**Requirement:** Identify the lines holding "this" and copy them.

**Items:**
--------------------------------

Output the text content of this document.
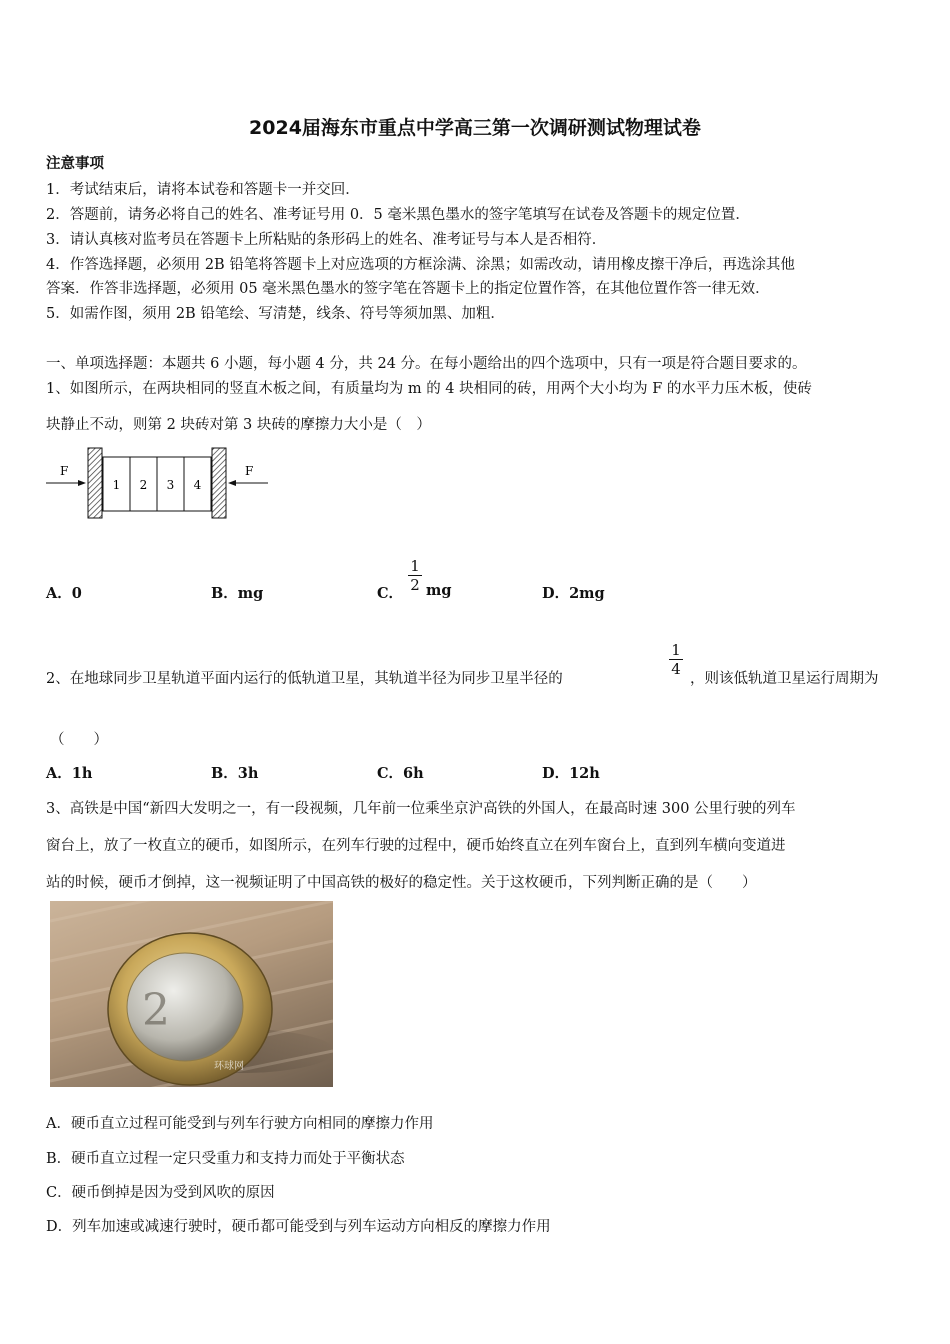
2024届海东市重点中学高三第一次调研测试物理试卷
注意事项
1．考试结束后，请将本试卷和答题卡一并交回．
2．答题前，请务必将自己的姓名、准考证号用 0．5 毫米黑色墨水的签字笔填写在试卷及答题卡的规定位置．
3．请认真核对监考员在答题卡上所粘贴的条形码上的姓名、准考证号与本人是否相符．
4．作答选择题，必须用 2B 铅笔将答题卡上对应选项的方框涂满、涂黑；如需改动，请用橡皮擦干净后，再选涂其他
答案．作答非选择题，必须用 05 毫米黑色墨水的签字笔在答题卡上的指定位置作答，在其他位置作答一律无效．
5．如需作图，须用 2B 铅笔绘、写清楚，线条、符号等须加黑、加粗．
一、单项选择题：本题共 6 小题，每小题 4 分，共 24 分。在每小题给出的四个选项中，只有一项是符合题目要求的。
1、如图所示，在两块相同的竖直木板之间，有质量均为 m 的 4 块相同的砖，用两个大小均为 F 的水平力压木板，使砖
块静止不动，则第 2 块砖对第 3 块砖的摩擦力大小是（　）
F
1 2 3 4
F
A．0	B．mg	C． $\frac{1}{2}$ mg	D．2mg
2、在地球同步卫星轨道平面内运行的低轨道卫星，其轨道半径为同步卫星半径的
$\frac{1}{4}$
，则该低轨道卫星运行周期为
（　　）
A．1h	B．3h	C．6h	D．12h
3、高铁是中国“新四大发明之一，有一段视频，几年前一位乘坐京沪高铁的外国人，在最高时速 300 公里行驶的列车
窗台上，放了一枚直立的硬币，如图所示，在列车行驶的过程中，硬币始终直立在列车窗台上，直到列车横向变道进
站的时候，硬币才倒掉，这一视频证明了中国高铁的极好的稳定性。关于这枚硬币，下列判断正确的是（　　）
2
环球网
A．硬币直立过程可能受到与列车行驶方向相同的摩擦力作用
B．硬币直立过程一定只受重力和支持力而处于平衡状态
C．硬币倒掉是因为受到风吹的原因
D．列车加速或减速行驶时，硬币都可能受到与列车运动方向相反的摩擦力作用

--------------------------------

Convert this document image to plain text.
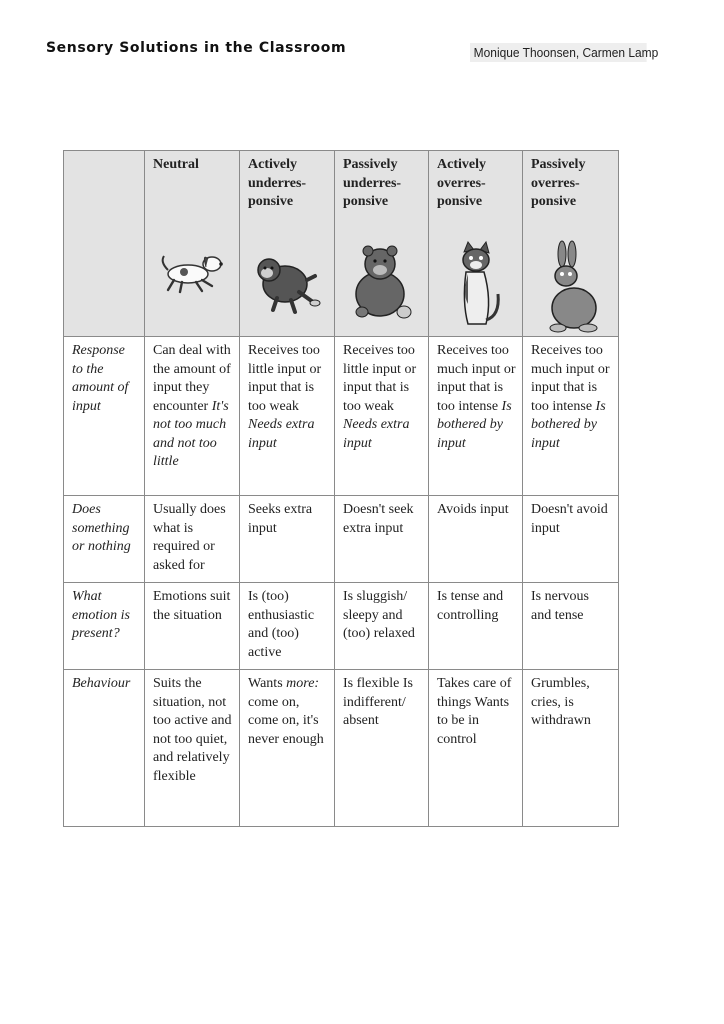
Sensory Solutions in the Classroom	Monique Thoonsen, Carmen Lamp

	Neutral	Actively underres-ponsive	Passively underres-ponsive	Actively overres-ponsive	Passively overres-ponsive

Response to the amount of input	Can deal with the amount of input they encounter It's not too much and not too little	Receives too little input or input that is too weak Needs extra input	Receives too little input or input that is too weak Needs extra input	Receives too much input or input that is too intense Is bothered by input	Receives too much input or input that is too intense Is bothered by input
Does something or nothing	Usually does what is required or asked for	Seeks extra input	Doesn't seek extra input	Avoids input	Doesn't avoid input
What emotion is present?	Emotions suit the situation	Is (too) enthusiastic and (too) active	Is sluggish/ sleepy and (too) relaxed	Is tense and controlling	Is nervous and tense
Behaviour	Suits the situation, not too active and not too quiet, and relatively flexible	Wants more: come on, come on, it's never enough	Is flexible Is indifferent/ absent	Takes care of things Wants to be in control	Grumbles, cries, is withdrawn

--------------------------------

**Response:**
Output the text content of this document.
Convert this document image to plain text.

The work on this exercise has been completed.